## START

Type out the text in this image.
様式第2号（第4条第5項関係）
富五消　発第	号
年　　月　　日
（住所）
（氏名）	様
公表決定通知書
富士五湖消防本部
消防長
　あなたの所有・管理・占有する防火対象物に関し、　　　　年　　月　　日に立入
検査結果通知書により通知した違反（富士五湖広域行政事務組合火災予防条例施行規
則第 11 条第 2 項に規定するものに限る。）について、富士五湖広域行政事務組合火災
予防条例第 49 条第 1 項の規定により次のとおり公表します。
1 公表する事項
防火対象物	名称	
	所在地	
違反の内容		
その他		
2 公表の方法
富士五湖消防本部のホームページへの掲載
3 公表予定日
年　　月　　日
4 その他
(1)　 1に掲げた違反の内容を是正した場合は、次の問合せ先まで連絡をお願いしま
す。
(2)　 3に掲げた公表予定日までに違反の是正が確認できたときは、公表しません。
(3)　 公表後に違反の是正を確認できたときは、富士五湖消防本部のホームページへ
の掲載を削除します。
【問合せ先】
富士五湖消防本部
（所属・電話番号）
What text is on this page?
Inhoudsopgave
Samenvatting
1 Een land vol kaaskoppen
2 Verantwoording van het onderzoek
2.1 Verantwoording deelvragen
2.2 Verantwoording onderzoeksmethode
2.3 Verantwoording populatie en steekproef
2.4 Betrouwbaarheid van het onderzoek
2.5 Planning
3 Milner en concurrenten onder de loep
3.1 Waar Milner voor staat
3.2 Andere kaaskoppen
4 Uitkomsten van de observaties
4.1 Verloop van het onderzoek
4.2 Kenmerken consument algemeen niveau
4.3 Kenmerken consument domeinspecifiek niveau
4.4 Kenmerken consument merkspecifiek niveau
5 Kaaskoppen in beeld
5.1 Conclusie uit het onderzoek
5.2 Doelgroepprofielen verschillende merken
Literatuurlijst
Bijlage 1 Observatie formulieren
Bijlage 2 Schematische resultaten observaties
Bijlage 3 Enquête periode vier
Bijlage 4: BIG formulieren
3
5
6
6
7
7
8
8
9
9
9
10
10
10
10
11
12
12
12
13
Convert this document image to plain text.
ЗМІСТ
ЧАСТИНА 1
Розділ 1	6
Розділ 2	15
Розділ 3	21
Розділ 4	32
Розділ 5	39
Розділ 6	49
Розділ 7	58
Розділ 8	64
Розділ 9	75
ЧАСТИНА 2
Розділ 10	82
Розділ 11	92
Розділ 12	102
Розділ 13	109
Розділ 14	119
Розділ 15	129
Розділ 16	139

## END

Given request
Output the whole listing above again, word for word.

Solution for this task
Type out the text in this image.
様式第2号（第4条第5項関係）
富五消　発第	号
年　　月　　日
（住所）
（氏名）	様
公表決定通知書
富士五湖消防本部
消防長
　あなたの所有・管理・占有する防火対象物に関し、　　　　年　　月　　日に立入
検査結果通知書により通知した違反（富士五湖広域行政事務組合火災予防条例施行規
則第 11 条第 2 項に規定するものに限る。）について、富士五湖広域行政事務組合火災
予防条例第 49 条第 1 項の規定により次のとおり公表します。
1 公表する事項
防火対象物	名称	
	所在地	
違反の内容		
その他		
2 公表の方法
富士五湖消防本部のホームページへの掲載
3 公表予定日
年　　月　　日
4 その他
(1)　 1に掲げた違反の内容を是正した場合は、次の問合せ先まで連絡をお願いしま
す。
(2)　 3に掲げた公表予定日までに違反の是正が確認できたときは、公表しません。
(3)　 公表後に違反の是正を確認できたときは、富士五湖消防本部のホームページへ
の掲載を削除します。
【問合せ先】
富士五湖消防本部
（所属・電話番号）
What text is on this page?
Inhoudsopgave
Samenvatting
1 Een land vol kaaskoppen
2 Verantwoording van het onderzoek
2.1 Verantwoording deelvragen
2.2 Verantwoording onderzoeksmethode
2.3 Verantwoording populatie en steekproef
2.4 Betrouwbaarheid van het onderzoek
2.5 Planning
3 Milner en concurrenten onder de loep
3.1 Waar Milner voor staat
3.2 Andere kaaskoppen
4 Uitkomsten van de observaties
4.1 Verloop van het onderzoek
4.2 Kenmerken consument algemeen niveau
4.3 Kenmerken consument domeinspecifiek niveau
4.4 Kenmerken consument merkspecifiek niveau
5 Kaaskoppen in beeld
5.1 Conclusie uit het onderzoek
5.2 Doelgroepprofielen verschillende merken
Literatuurlijst
Bijlage 1 Observatie formulieren
Bijlage 2 Schematische resultaten observaties
Bijlage 3 Enquête periode vier
Bijlage 4: BIG formulieren
3
5
6
6
7
7
8
8
9
9
9
10
10
10
10
11
12
12
12
13
Convert this document image to plain text.
ЗМІСТ
ЧАСТИНА 1
Розділ 1	6
Розділ 2	15
Розділ 3	21
Розділ 4	32
Розділ 5	39
Розділ 6	49
Розділ 7	58
Розділ 8	64
Розділ 9	75
ЧАСТИНА 2
Розділ 10	82
Розділ 11	92
Розділ 12	102
Розділ 13	109
Розділ 14	119
Розділ 15	129
Розділ 16	139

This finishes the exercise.